Stated problem: Search the material for the string "патрубка", then return every line where it is found.

[start Given records]

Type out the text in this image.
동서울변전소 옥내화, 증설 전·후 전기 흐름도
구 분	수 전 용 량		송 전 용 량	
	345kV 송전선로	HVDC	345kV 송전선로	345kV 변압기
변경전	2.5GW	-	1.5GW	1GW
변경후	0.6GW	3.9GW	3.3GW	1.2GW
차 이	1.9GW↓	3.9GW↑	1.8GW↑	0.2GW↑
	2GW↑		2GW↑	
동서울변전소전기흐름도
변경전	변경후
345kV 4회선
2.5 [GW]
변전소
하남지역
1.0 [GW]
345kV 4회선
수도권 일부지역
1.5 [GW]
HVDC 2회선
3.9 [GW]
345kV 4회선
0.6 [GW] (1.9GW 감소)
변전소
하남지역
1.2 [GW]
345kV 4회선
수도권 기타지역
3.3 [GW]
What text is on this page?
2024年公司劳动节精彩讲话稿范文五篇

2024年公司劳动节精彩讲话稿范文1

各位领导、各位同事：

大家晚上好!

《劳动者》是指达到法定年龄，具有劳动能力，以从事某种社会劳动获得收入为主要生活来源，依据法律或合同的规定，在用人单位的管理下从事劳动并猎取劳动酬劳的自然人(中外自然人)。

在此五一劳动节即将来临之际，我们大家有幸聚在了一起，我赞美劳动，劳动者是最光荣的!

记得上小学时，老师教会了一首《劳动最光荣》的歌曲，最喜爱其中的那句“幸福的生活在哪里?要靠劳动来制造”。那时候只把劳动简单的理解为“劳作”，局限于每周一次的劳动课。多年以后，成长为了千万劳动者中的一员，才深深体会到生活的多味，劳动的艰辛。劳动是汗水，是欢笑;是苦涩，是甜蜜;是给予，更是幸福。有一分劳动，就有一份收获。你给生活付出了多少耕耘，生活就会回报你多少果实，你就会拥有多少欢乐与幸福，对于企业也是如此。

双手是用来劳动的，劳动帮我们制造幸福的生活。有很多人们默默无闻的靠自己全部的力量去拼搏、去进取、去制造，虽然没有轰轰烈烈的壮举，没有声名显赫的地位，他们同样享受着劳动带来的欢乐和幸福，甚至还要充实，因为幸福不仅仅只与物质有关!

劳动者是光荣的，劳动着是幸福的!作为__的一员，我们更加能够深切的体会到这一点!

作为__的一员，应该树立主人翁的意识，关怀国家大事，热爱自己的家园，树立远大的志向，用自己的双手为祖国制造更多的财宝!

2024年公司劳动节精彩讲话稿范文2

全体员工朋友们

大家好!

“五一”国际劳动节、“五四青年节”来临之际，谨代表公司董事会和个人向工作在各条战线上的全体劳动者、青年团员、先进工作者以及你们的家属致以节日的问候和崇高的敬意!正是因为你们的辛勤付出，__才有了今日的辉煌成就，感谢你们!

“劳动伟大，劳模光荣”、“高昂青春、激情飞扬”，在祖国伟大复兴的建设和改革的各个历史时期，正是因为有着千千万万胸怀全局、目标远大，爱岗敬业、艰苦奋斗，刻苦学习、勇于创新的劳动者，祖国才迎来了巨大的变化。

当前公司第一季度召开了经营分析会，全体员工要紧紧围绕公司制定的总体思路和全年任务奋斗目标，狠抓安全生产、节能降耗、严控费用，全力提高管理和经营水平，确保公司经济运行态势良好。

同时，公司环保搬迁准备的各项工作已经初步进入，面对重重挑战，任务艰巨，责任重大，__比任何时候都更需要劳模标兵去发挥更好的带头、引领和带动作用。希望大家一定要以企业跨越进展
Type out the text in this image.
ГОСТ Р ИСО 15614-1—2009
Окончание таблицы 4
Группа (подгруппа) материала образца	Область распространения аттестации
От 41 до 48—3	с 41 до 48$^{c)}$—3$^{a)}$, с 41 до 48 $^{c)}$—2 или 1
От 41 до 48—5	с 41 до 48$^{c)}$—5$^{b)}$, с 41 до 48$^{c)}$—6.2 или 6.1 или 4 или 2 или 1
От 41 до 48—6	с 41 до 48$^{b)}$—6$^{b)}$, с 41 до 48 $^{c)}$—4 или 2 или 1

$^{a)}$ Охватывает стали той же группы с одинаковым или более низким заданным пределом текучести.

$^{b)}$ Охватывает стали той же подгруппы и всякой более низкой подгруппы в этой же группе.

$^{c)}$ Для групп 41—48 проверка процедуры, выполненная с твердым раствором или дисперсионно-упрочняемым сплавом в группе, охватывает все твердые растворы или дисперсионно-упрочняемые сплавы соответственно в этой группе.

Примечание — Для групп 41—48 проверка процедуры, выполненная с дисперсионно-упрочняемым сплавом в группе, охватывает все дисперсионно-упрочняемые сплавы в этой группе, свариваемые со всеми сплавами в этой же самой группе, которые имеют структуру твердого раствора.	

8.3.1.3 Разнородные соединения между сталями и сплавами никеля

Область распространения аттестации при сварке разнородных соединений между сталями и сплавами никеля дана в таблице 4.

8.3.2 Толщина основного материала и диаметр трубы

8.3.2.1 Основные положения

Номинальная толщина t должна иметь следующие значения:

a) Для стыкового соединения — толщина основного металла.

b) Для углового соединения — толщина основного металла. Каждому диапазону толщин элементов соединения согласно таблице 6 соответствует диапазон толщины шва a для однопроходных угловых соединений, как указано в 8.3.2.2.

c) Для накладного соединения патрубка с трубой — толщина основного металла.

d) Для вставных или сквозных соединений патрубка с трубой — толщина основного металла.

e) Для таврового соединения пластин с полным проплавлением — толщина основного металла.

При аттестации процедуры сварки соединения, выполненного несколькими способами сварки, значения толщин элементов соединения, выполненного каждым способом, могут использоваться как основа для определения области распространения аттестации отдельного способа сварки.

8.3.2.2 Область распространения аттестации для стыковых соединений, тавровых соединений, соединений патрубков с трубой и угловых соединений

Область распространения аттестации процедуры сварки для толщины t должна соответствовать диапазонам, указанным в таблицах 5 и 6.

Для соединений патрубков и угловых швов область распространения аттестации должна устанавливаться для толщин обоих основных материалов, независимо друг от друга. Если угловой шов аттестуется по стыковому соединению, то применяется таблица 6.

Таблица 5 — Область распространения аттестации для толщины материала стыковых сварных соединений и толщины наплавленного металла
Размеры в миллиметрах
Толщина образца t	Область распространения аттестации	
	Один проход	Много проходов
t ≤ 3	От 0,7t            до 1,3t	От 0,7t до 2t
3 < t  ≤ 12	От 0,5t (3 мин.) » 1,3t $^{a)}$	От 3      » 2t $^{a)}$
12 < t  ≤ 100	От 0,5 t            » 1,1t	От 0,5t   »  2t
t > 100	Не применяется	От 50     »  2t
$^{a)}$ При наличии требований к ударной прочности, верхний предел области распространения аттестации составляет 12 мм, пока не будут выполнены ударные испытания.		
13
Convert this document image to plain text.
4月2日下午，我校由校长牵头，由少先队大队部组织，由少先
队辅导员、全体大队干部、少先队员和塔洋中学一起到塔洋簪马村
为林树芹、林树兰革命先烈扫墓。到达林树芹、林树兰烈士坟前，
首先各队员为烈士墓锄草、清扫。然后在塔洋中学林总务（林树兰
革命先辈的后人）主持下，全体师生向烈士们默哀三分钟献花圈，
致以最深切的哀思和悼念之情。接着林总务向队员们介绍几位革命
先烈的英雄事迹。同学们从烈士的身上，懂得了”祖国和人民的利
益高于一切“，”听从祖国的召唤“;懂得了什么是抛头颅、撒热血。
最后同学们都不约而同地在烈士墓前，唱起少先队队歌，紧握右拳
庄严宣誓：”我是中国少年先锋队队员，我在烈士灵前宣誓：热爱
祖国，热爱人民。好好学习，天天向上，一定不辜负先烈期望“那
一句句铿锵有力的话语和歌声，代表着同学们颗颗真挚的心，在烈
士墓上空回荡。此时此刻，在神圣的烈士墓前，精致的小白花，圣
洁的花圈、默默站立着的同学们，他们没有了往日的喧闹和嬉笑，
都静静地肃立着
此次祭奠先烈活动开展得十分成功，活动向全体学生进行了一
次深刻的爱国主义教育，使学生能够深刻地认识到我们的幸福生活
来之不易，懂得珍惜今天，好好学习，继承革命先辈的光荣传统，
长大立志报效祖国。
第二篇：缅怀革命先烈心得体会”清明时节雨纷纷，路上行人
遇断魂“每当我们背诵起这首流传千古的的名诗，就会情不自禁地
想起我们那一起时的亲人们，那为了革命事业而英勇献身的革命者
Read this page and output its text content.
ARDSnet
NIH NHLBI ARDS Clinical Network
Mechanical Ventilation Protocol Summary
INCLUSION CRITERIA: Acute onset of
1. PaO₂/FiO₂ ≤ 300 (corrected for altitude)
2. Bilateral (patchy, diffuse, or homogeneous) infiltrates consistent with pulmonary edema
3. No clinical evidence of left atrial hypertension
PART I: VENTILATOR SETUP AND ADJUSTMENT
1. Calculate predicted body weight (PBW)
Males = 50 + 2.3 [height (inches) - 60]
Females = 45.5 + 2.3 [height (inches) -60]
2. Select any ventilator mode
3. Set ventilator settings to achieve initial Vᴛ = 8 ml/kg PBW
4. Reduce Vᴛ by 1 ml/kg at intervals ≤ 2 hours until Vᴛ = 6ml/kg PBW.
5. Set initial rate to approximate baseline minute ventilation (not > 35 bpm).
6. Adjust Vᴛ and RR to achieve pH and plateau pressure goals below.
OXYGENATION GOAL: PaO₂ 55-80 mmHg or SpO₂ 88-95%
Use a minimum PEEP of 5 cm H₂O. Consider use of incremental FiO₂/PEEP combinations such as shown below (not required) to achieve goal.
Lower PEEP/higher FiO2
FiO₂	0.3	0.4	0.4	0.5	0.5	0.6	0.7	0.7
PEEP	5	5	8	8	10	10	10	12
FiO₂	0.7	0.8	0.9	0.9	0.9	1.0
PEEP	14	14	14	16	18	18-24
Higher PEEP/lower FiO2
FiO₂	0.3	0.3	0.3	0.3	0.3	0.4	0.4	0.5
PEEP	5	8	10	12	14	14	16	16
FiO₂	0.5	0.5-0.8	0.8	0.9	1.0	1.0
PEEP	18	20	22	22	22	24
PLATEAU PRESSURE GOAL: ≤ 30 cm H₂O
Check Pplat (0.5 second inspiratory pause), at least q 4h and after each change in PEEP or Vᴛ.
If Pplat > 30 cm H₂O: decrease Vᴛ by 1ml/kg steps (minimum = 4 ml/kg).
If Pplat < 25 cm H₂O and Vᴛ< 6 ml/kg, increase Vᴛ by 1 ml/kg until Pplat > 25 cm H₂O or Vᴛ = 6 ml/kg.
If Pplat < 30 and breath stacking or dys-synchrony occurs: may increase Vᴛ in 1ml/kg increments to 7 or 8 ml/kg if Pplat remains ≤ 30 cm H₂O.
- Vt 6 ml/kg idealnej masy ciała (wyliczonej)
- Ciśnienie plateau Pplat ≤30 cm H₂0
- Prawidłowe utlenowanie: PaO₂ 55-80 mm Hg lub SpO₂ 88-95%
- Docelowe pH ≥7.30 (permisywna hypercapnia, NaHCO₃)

[end Given records]

The answer:
c) Для накладного соединения патрубка с трубой — толщина основного металла.
d) Для вставных или сквозных соединений патрубка с трубой — толщина основного металла.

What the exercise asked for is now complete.